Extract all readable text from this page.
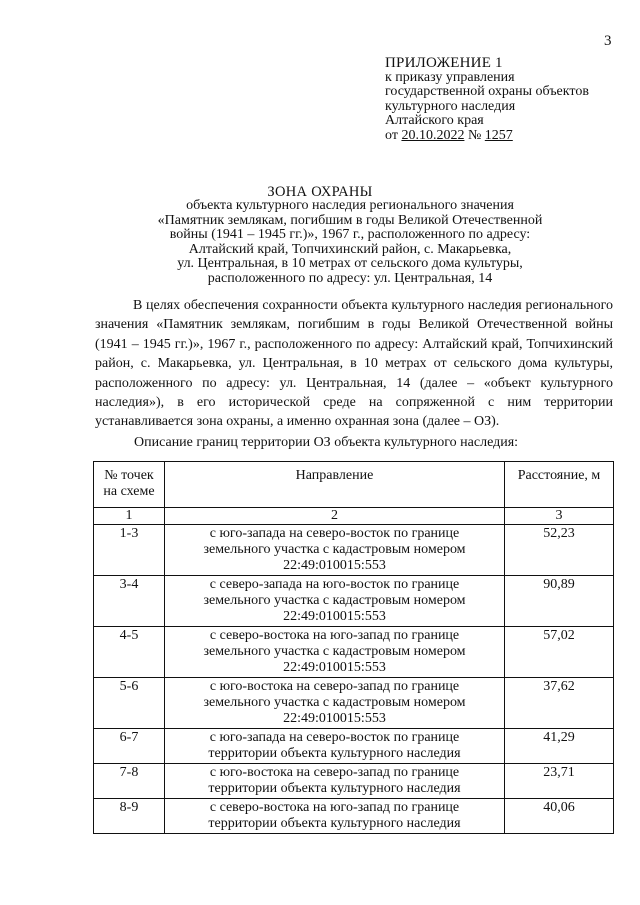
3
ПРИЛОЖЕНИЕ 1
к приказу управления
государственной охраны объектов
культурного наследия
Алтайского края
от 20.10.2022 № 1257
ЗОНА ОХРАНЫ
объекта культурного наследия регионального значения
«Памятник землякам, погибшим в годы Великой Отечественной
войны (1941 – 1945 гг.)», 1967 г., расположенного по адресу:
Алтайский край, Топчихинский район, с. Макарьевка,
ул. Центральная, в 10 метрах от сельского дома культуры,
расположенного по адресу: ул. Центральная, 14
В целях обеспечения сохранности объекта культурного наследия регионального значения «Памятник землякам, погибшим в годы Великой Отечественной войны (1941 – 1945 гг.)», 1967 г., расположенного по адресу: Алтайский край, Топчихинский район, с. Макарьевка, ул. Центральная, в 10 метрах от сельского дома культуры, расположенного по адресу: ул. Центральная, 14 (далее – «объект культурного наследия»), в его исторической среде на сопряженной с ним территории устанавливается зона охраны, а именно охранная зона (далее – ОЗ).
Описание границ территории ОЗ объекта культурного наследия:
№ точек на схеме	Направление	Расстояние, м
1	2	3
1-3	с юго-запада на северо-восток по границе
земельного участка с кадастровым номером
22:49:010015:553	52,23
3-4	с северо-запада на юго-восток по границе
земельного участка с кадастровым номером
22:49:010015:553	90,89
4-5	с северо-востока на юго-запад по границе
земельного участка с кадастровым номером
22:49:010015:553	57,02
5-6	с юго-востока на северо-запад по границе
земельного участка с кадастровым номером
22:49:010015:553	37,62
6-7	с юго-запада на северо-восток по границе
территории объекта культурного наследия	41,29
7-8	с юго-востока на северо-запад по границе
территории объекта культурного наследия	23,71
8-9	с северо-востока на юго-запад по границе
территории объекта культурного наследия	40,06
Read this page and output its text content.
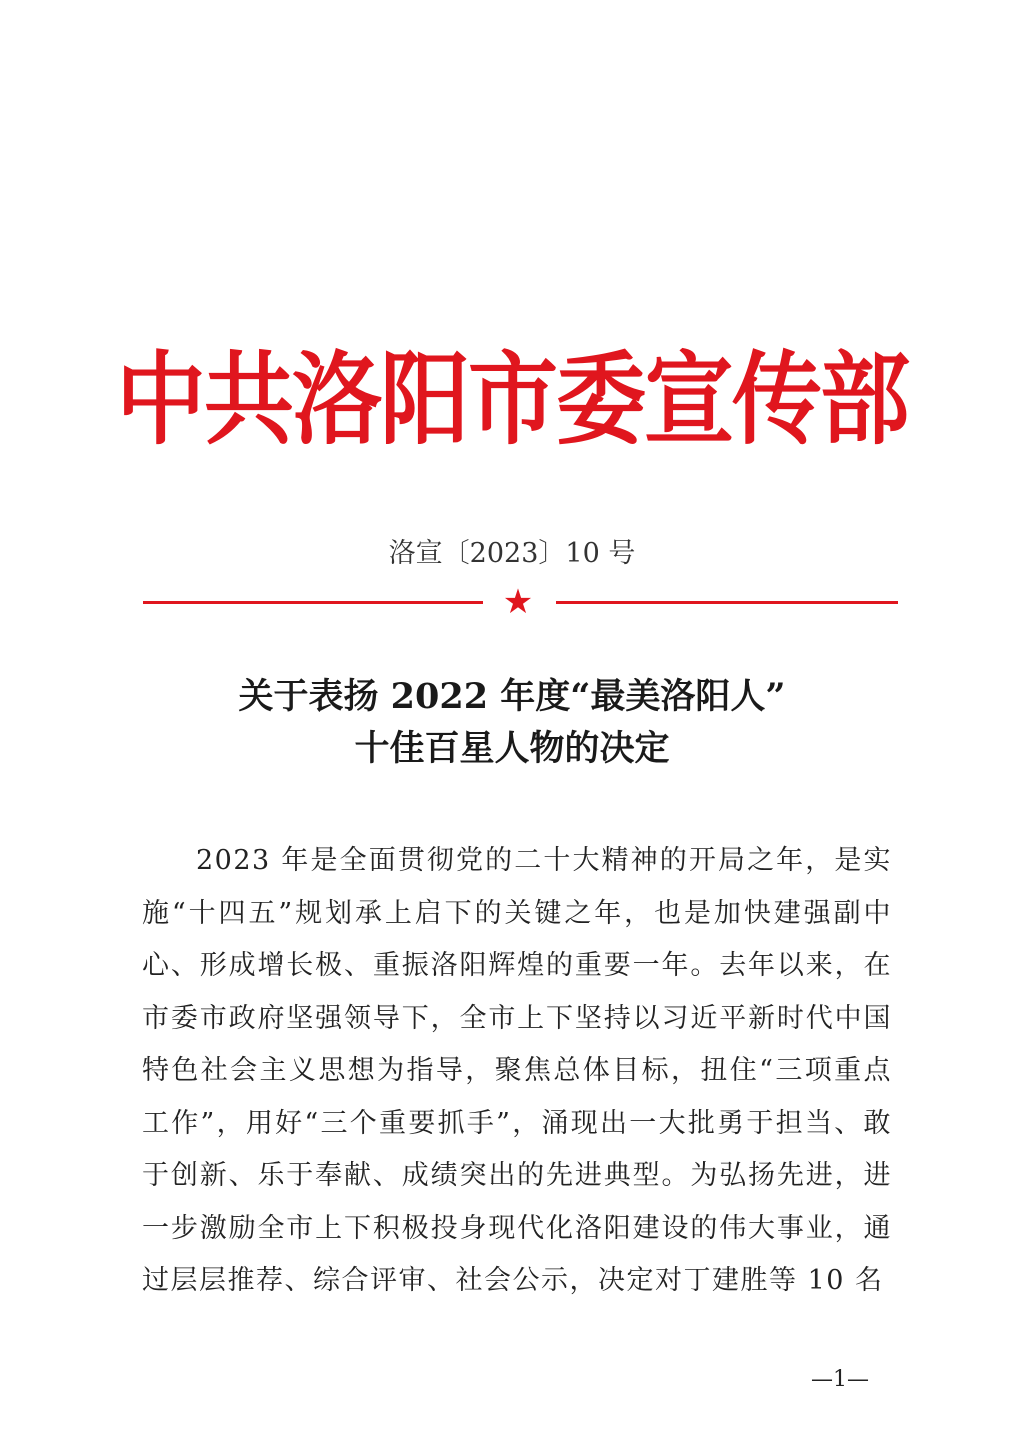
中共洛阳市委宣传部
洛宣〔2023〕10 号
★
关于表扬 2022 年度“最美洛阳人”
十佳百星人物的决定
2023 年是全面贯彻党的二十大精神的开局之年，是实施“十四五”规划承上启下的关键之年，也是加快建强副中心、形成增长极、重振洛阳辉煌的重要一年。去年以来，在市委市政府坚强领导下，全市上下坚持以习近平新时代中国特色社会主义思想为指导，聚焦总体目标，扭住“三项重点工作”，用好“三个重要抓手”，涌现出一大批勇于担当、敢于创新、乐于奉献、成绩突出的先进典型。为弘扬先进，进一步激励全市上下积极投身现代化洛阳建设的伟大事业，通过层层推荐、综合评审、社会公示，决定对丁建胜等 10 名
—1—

...

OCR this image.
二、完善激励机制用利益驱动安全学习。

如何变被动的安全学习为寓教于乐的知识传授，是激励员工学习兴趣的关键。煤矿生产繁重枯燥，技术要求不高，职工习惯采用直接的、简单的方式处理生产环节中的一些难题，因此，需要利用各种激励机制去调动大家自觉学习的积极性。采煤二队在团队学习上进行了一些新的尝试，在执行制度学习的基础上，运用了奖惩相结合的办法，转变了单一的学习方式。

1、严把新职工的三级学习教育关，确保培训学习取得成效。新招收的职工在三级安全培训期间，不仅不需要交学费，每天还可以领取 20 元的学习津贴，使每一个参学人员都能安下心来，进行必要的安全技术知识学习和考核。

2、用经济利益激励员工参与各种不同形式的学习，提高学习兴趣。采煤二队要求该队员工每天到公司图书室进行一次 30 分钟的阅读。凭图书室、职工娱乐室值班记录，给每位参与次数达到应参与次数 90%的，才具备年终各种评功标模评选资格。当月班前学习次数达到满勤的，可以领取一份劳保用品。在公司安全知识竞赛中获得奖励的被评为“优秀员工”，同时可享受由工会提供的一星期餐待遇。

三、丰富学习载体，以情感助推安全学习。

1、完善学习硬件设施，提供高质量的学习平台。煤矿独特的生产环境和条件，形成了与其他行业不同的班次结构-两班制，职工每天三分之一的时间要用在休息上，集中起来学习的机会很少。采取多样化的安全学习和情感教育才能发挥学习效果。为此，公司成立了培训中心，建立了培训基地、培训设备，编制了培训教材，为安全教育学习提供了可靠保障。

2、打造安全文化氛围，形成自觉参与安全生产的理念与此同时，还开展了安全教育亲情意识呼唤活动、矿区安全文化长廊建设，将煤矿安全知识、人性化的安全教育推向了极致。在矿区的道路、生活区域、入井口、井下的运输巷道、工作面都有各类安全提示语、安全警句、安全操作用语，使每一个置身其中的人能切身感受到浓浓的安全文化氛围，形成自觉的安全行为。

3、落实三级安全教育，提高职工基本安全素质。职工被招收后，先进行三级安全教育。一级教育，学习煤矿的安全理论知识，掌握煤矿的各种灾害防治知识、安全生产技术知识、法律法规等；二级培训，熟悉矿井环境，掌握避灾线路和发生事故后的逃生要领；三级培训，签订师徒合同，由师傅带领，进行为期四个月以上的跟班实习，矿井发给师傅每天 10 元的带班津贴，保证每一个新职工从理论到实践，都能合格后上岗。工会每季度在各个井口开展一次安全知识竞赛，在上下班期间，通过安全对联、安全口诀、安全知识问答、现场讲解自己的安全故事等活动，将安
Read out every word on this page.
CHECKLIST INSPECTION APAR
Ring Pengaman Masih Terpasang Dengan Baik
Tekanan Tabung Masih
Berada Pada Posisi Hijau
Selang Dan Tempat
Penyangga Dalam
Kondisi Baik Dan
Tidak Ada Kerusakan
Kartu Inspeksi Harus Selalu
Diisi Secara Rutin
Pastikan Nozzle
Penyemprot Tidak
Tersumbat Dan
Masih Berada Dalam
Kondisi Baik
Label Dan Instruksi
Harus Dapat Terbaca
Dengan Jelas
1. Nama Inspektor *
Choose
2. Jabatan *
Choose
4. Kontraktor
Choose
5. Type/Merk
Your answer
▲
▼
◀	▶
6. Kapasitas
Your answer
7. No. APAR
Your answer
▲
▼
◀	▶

---

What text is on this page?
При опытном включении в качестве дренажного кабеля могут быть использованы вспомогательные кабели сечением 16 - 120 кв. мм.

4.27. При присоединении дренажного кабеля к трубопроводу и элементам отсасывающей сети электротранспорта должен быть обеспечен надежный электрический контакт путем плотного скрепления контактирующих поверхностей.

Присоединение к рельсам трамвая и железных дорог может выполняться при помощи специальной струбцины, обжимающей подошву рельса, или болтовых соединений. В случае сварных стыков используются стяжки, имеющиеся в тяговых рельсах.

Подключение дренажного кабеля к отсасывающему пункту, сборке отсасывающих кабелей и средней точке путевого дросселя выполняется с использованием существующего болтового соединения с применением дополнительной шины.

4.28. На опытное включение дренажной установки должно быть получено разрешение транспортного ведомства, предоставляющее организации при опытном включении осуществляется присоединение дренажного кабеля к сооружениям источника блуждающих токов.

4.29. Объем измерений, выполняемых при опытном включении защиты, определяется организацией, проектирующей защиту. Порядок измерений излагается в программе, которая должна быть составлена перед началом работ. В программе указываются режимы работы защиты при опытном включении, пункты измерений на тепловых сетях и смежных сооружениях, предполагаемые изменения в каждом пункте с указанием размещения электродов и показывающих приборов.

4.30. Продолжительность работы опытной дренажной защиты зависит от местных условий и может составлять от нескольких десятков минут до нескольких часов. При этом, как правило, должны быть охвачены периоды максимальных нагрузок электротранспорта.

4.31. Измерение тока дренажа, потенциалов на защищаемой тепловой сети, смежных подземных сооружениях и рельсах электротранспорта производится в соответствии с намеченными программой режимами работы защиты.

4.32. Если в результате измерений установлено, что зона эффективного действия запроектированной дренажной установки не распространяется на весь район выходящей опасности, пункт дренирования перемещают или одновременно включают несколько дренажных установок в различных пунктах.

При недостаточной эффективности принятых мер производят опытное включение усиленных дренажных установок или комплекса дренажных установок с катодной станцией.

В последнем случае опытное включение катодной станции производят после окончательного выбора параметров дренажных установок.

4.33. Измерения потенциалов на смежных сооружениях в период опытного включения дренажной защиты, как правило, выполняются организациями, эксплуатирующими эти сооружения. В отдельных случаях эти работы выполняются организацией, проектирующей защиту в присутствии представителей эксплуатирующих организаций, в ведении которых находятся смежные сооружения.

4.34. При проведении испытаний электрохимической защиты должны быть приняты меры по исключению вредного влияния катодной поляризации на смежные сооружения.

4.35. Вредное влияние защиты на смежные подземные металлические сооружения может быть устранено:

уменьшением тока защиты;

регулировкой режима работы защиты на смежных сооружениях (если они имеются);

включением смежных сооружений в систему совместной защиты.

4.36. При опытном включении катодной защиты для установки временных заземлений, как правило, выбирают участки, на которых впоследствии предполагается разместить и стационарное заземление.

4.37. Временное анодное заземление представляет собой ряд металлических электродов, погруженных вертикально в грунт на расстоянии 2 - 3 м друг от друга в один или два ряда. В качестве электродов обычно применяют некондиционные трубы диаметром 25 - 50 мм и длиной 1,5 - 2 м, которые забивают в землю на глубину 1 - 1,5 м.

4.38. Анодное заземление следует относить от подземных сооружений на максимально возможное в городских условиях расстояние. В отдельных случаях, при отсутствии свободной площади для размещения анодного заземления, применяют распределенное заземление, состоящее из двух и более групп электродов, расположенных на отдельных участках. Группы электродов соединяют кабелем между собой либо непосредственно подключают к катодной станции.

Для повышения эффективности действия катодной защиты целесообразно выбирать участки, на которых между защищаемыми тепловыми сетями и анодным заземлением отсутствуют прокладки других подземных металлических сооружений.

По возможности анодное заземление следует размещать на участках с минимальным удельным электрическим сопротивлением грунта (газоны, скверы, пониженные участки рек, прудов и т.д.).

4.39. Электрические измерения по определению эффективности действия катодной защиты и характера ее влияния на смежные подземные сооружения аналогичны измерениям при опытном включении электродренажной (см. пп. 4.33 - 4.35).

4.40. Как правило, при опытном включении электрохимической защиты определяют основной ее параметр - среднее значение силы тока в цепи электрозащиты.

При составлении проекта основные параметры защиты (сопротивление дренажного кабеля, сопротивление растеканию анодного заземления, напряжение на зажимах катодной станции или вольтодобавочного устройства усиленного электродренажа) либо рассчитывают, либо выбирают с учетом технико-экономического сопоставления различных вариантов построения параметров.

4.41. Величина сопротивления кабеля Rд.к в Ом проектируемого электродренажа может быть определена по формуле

# WHAT YOU WILL DO:
From the listing above, copy every line that holds the string "Berada".

# THE SOLUTION:
Berada Pada Posisi Hijau
Masih Berada Dalam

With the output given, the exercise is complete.